- SET PROBLEM 1 -
In two sentences, summarize the forum post about problems with the Zebra index.

- PASSAGE -

%%

Problems with Zebra index

Oliver Goldschmidt

23 Jul 2013 23 Jul '13

9:29 a.m.

Hi Koha community, I am new to Koha and have spent the last week with trying to feed the Zebra index with our bibliographic records. This turned out to be pretty difficult. I have successfully imported our records (about 600.000) to the Koha database. Then I tried to use rebuild_zebra.pl to put the records into the index. This failed due to disk space reasons: I have 100 GB disk space reserved for the Zebra index (mounted on /var/lib/koha) and have split this space in zebra config into 45 GB for the shadow directory and 45 GB for the register directory. This was not sufficient, which I think is a little bit weired, because I think 600.000 records should not take so much space... So, my first question: is that normal? Does Zebra need so much disk space for the index? What are the directories register and shadow exactly for? Next try was indexing with rebuild_zebra_sliced.sh. I used the default value of 10000 for the chunks. First I got an error, I guess because a configuration value was not set properly (the script did not find index_mode; so I set it manually to "dom", which I guessed should be the correct value for indexing marcxml). After fixing that manually, I succeeded to split my export file into 59 10000-record-chunks. I tried to index the first two chunks and that seemed to work without problems for the first chunk (but it finished very fast, which made me wonder if Koha really did something - I just realized, that the marcxml file was not valid - but why didn't I get an error?). For the second chunk, there were two messages (unfortunaltely I cannot recall them). This is the command I used to do that: zebraidx -c /etc/koha/sites/koha/zebra-biblios.cfg -v none,fatal,warn -g marcxml -d biblios update /tmp/rebuild/export/biblio/exported_records_1000001 But now, when I search in the Koha opac for an "e" for example, I still get no results. Though the index seems to be empty, but actually there are files in /var/lib/koha/koha/biblio/shadow. Is there a way to look into the Zebra index directly? I have no idea where to look next. Does anybody have any hint about that? Any help would be appreciated. Best -Oliver -- Oliver Goldschmidt TU Hamburg-Harburg / Universitätsbibliothek / Digitale Dienste Denickestr. 22 21071 Hamburg - Harburg Tel. +49 (0)40 / 428 78 - 32 91 eMail o.goldschmidt@tuhh.de -- GPG/PGP-Schlüssel: http://www.tub.tu-harburg.de/keys/Oliver_Marahrens_pub.asc

Show replies by date

Oliver Goldschmidt

23 Jul 23 Jul

11:12 a.m.

%%

- Stored dataset items -
%%

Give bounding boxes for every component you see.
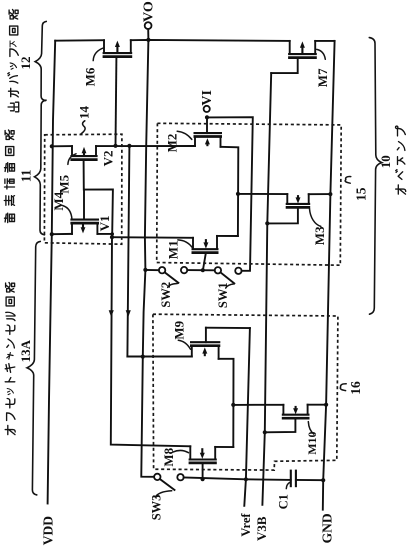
brace 10 (op amp, right side) [369,38,382,315]
label C1 leader hook [286,482,290,488]
wire sampling node (SW3 right to C1) [184,477,291,480]
wire V3B bias line (M7 gate down to V3B terminal) [262,73,271,505]
node C1 to GND line dot [321,478,325,482]
wire top rail left segment (VDD corner to M6 source) [55,39,104,42]
transistor M4 (PMOS diode-connected) [70,190,99,234]
wire M2 drain to mid vertical [221,147,239,236]
label SW1 leader hook [226,284,234,288]
label SW2 leader hook [168,284,178,288]
svg-text:VO: VO [142,1,157,22]
svg-text:M1: M1 [166,240,181,259]
transistor M5 (PMOS) [70,146,113,234]
wire VO line down to SW3 and M9 [141,270,154,477]
switch SW2 contact circles [159,267,165,273]
switch SW1 blade [221,273,235,284]
label 16 hook [340,384,346,391]
transistor M7 (PMOS) [271,41,317,73]
text kana label: offset cancel circuit (rotated) [5,283,15,435]
label M4 leader hook [63,206,72,220]
transistor M2 (NMOS input) [194,117,223,146]
svg-text:10: 10 [378,155,393,168]
dashed box 15 (M1/M2/M3 group) [157,123,342,265]
wire M3 drain to GND line [309,193,331,195]
wire M1 source wire (V1 node to M1 left lead) [112,236,193,239]
svg-text:13A: 13A [18,339,33,362]
terminal VI circle [204,106,210,112]
transistor M6 (PMOS) [103,40,133,146]
svg-text:C1: C1 [277,494,291,509]
wire diff output to M3 drain [238,193,287,195]
svg-text:V3B: V3B [254,516,269,541]
svg-text:M7: M7 [315,68,330,87]
svg-text:VI: VI [200,90,215,106]
svg-text:V2: V2 [100,151,115,167]
node M4 drain tee dot [110,232,114,236]
switch SW2 blade [165,272,179,282]
wire V2 to M9 drain line [127,146,129,357]
label 14 tilde [81,121,85,134]
label SW3 leader hook [155,491,171,497]
label M5 leader hook [68,154,76,165]
wire M10 left lead wire [233,404,283,406]
wire switch row center [187,269,214,271]
wire VI to SW1 line [207,117,253,271]
wire M9 source to mirror vertical [219,359,234,447]
node VI junction dot [205,115,209,119]
svg-text:12: 12 [18,57,33,70]
wire M9 gate to Vref line [206,327,250,329]
svg-text:SW1: SW1 [216,282,230,308]
switch SW3 contact circles [154,474,160,480]
svg-text:M5: M5 [57,174,72,193]
wire VO stem [147,29,149,40]
wire M8 drain to mirror vertical [215,446,233,448]
label M1 leader hook [178,240,192,247]
wire M5 source to VDD rail [52,145,72,147]
node V2 branch dot [127,144,131,148]
svg-text:14: 14 [77,106,92,120]
wire GND line (right vertical) [323,41,335,510]
node M3 drain on GND line dot [328,192,332,196]
brace 12 (output buffer) [35,21,46,100]
node M1 gate junction dot [201,268,205,272]
node M10 gate on bias line dot [263,430,267,434]
text kanji label: output buffer circuit (rotated) [8,10,19,112]
svg-text:M3: M3 [312,226,327,245]
svg-text:M9: M9 [172,320,187,339]
label M3 leader hook [310,209,321,227]
svg-text:16: 16 [348,381,363,395]
svg-text:SW3: SW3 [149,495,163,521]
svg-text:M2: M2 [165,134,180,153]
svg-text:M6: M6 [83,67,98,86]
svg-text:M10: M10 [305,431,319,454]
label M9 leader hook [178,340,190,349]
brace 13A (offset cancel circuit) [27,241,40,495]
terminal VO circle [145,22,152,29]
svg-text:M8: M8 [161,447,176,466]
label M7 leader hook [317,49,326,59]
node VO/SW2/SW3 junction dot [143,268,147,272]
capacitor C1 [291,470,323,488]
label M8 leader hook [173,450,189,452]
node V1/M1 junction dot [110,235,114,239]
wire M1 drain to mid vertical [217,235,238,237]
node M8 gate junction dot [201,477,205,481]
text kana label: op amp (rotated, right side) [396,126,406,194]
transistor M10 (NMOS) [265,405,310,433]
wire M4 drain to V1 line [97,233,112,235]
svg-text:Vref: Vref [239,513,253,537]
brace 11 (diff amp) [35,100,47,235]
arrow on V1-M8 line [109,310,114,317]
node M5 source dot [50,144,54,148]
wire top rail M7 drain segment to GND line corner [315,40,334,42]
transistor M3 (NMOS) [267,194,310,223]
svg-text:GND: GND [319,513,334,543]
transistor M9 (NMOS, offset-cancel) [190,328,220,359]
svg-text:11: 11 [19,169,34,182]
wire V2 node (M5 drain to M2 source) [96,145,195,147]
svg-text:V1: V1 [97,216,112,232]
node Vref line junction dot [244,477,248,481]
node M6 gate junction dot [113,144,117,148]
wire VO line down to SW2 [145,40,149,270]
wire Vref line down to terminal [244,328,250,506]
wire V1 line down to M8 source wire [111,234,191,446]
wire top rail VO segment (M6 drain to M7 source) [131,40,290,41]
node SW3 line on M9 wire dot [141,355,145,359]
label M10 leader hook [308,422,314,435]
dashed box 14 (M4/M5 pair) [44,134,122,244]
switch SW1 contact circles [215,267,221,273]
node diff output tee dot [236,192,240,196]
text kanji label: differential amplifier circuit (rotated) [4,130,14,223]
wire M10 drain to GND line [308,404,327,406]
label M2 leader hook [177,131,192,139]
svg-text:SW2: SW2 [159,282,173,308]
node M3 gate on bias line dot [265,221,269,225]
transistor M1 (NMOS input) [192,236,219,270]
wire VDD rail (left vertical down to VDD terminal) [48,41,56,504]
label M6 leader hook [93,48,104,61]
svg-text:15: 15 [353,187,368,201]
dashed box 16 (offset cancel group) [153,314,338,470]
node M10 source tee dot [231,403,235,407]
wire M9 drain wire (to V2 line) [127,356,191,358]
node M4 source dot [50,232,54,236]
svg-text:VDD: VDD [41,516,56,545]
label 15 hook [345,177,351,184]
arrow on V2-M9 line [126,310,131,317]
transistor M8 (NMOS) [189,446,217,479]
switch SW3 blade [160,479,174,490]
wire M4 source to VDD rail [52,233,72,235]
wire SW2 left contact [145,269,158,271]
node VO junction dot [146,38,150,42]
node M10 drain on GND dot [324,403,328,407]
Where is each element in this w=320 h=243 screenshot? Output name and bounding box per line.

%%

- SET PROBLEM 2 -
Reproduce the rows from the line containing "brace 10 (op" through the line containing "svg-text:VI: VI [200,90,215,106]".

- COMPLETE ANSWER 1 -
After importing about 600,000 bibliographic records into the Koha database, the poster tried to index them with rebuild_zebra.pl, but it ran out of disk space even with 45 GB each set aside for the shadow and register directories. Indexing the first two of 59 chunks with rebuild_zebra_sliced.sh and zebraidx still gave no OPAC search results, so the poster asks whether that much space is normal, what the two directories are for, and how to look into the Zebra index directly.

- COMPLETE ANSWER 2 -
brace 10 (op amp, right side) [369,38,382,315]
label C1 leader hook [286,482,290,488]
wire sampling node (SW3 right to C1) [184,477,291,480]
wire V3B bias line (M7 gate down to V3B terminal) [262,73,271,505]
node C1 to GND line dot [321,478,325,482]
wire top rail left segment (VDD corner to M6 source) [55,39,104,42]
transistor M4 (PMOS diode-connected) [70,190,99,234]
wire M2 drain to mid vertical [221,147,239,236]
label SW1 leader hook [226,284,234,288]
label SW2 leader hook [168,284,178,288]
svg-text:VO: VO [142,1,157,22]
svg-text:M1: M1 [166,240,181,259]
transistor M5 (PMOS) [70,146,113,234]
wire VO line down to SW3 and M9 [141,270,154,477]
switch SW2 contact circles [159,267,165,273]
switch SW1 blade [221,273,235,284]
label 16 hook [340,384,346,391]
transistor M7 (PMOS) [271,41,317,73]
text kana label: offset cancel circuit (rotated) [5,283,15,435]
label M4 leader hook [63,206,72,220]
transistor M2 (NMOS input) [194,117,223,146]
svg-text:10: 10 [378,155,393,168]
dashed box 15 (M1/M2/M3 group) [157,123,342,265]
wire M3 drain to GND line [309,193,331,195]
wire M1 source wire (V1 node to M1 left lead) [112,236,193,239]
svg-text:13A: 13A [18,339,33,362]
terminal VI circle [204,106,210,112]
transistor M6 (PMOS) [103,40,133,146]
svg-text:C1: C1 [277,494,291,509]
wire diff output to M3 drain [238,193,287,195]
svg-text:V3B: V3B [254,516,269,541]
svg-text:M7: M7 [315,68,330,87]
svg-text:VI: VI [200,90,215,106]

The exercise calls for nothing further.